Copy the data word for word, keeping every line.
─── STORED RECORDS
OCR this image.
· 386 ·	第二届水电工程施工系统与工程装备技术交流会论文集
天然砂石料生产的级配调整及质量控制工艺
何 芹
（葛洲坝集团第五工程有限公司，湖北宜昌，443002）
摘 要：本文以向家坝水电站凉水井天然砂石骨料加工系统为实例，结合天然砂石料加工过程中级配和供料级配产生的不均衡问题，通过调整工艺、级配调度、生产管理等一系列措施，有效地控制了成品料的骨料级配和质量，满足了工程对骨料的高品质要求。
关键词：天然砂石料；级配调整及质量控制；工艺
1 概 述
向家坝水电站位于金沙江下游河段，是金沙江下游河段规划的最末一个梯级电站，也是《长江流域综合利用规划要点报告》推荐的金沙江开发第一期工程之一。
──────
**ANSWER IN FULL**
OCR this image.
· 386 ·	第二届水电工程施工系统与工程装备技术交流会论文集
天然砂石料生产的级配调整及质量控制工艺
何 芹
（葛洲坝集团第五工程有限公司，湖北宜昌，443002）
摘 要：本文以向家坝水电站凉水井天然砂石骨料加工系统为实例，结合天然砂石料加工过程中级配和供料级配产生的不均衡问题，通过调整工艺、级配调度、生产管理等一系列措施，有效地控制了成品料的骨料级配和质量，满足了工程对骨料的高品质要求。
关键词：天然砂石料；级配调整及质量控制；工艺
1 概 述
向家坝水电站位于金沙江下游河段，是金沙江下游河段规划的最末一个梯级电站，也是《长江流域综合利用规划要点报告》推荐的金沙江开发第一期工程之一。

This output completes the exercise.